**Given instruction:**
Skip all pictures, then print the remaining material exactly.

**Stored records:**

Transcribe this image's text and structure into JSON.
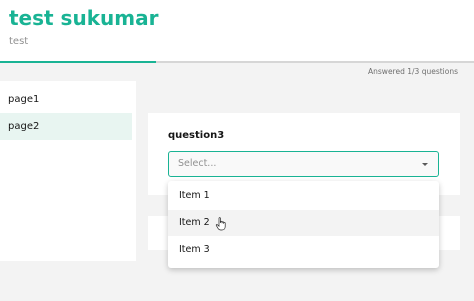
{
  "survey": {
    "title": "test sukumar",
    "description": "test"
  },
  "progress": {
    "text": "Answered 1/3 questions",
    "answered": 1,
    "total": 3,
    "fill_percent": 33,
    "accent_color": "#19b394"
  },
  "sidebar": {
    "items": [
      {
        "label": "page1",
        "active": false
      },
      {
        "label": "page2",
        "active": true
      }
    ]
  },
  "question": {
    "title": "question3",
    "placeholder": "Select...",
    "options": [
      "Item 1",
      "Item 2",
      "Item 3"
    ],
    "hovered_option": "Item 2"
  },
  "icons": {
    "dropdown_chevron": "chevron-down-icon",
    "cursor": "hand-pointer-icon"
  }
}
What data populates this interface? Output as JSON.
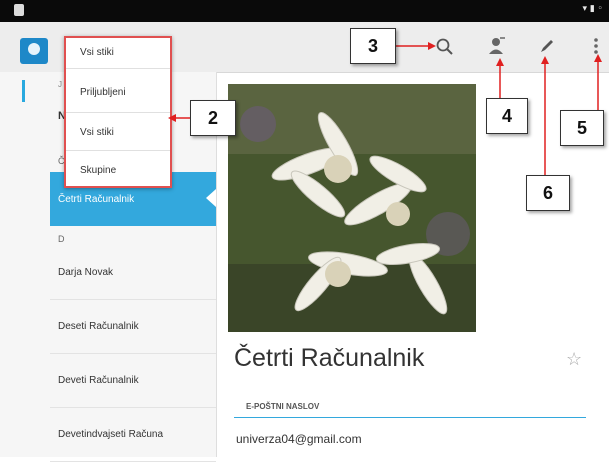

**Solution to the exercise:**
Transcribe this image's text and structure into JSON.
{
  "survey": {
    "title": "test sukumar",
    "description": "test"
  },
  "progress": {
    "text": "Answered 1/3 questions",
    "answered": 1,
    "total": 3,
    "fill_percent": 33,
    "accent_color": "#19b394"
  },
  "sidebar": {
    "items": [
      {
        "label": "page1",
        "active": false
      },
      {
        "label": "page2",
        "active": true
      }
    ]
  },
  "question": {
    "title": "question3",
    "placeholder": "Select...",
    "options": [
      "Item 1",
      "Item 2",
      "Item 3"
    ],
    "hovered_option": "Item 2"
  },
  "icons": {
    "dropdown_chevron": "chevron-down-icon",
    "cursor": "hand-pointer-icon"
  }
}
What data populates this interface? Output as JSON.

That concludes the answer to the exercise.